=== Exercise ===
Leave the pictures out. Return all other data exactly.

═══ Information given ═══

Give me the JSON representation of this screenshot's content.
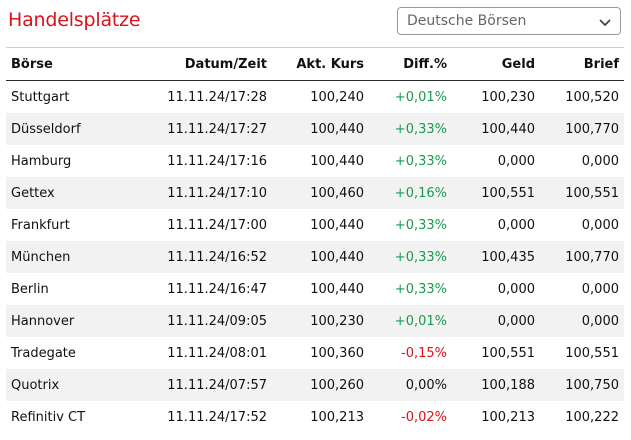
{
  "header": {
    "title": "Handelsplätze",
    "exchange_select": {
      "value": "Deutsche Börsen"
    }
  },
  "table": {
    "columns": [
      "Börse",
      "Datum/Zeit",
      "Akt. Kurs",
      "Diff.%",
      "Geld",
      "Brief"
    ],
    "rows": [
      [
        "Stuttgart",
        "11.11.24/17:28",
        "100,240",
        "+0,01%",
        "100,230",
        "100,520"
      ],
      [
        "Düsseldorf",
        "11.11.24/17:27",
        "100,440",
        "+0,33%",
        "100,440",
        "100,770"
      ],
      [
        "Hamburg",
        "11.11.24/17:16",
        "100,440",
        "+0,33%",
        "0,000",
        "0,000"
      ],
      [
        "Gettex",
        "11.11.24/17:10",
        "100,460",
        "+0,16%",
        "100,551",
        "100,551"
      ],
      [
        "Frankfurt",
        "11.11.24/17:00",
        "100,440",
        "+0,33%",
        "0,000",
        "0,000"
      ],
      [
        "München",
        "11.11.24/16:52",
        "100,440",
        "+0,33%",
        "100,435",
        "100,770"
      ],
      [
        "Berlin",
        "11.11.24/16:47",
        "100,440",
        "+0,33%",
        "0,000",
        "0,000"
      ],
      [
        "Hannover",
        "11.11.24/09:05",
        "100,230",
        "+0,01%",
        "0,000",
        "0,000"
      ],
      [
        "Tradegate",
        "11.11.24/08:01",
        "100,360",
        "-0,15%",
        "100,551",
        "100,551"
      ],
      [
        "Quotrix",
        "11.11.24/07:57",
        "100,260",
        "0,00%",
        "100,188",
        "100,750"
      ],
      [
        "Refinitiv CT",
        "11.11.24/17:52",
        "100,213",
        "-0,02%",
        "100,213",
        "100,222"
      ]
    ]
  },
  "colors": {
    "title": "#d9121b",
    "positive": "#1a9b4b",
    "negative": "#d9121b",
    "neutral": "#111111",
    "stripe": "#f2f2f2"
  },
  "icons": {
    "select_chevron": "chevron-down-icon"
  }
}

═══

=== Output ===
Give me the JSON representation of this screenshot's content.
{
  "header": {
    "title": "Handelsplätze",
    "exchange_select": {
      "value": "Deutsche Börsen"
    }
  },
  "table": {
    "columns": [
      "Börse",
      "Datum/Zeit",
      "Akt. Kurs",
      "Diff.%",
      "Geld",
      "Brief"
    ],
    "rows": [
      [
        "Stuttgart",
        "11.11.24/17:28",
        "100,240",
        "+0,01%",
        "100,230",
        "100,520"
      ],
      [
        "Düsseldorf",
        "11.11.24/17:27",
        "100,440",
        "+0,33%",
        "100,440",
        "100,770"
      ],
      [
        "Hamburg",
        "11.11.24/17:16",
        "100,440",
        "+0,33%",
        "0,000",
        "0,000"
      ],
      [
        "Gettex",
        "11.11.24/17:10",
        "100,460",
        "+0,16%",
        "100,551",
        "100,551"
      ],
      [
        "Frankfurt",
        "11.11.24/17:00",
        "100,440",
        "+0,33%",
        "0,000",
        "0,000"
      ],
      [
        "München",
        "11.11.24/16:52",
        "100,440",
        "+0,33%",
        "100,435",
        "100,770"
      ],
      [
        "Berlin",
        "11.11.24/16:47",
        "100,440",
        "+0,33%",
        "0,000",
        "0,000"
      ],
      [
        "Hannover",
        "11.11.24/09:05",
        "100,230",
        "+0,01%",
        "0,000",
        "0,000"
      ],
      [
        "Tradegate",
        "11.11.24/08:01",
        "100,360",
        "-0,15%",
        "100,551",
        "100,551"
      ],
      [
        "Quotrix",
        "11.11.24/07:57",
        "100,260",
        "0,00%",
        "100,188",
        "100,750"
      ],
      [
        "Refinitiv CT",
        "11.11.24/17:52",
        "100,213",
        "-0,02%",
        "100,213",
        "100,222"
      ]
    ]
  },
  "colors": {
    "title": "#d9121b",
    "positive": "#1a9b4b",
    "negative": "#d9121b",
    "neutral": "#111111",
    "stripe": "#f2f2f2"
  },
  "icons": {
    "select_chevron": "chevron-down-icon"
  }
}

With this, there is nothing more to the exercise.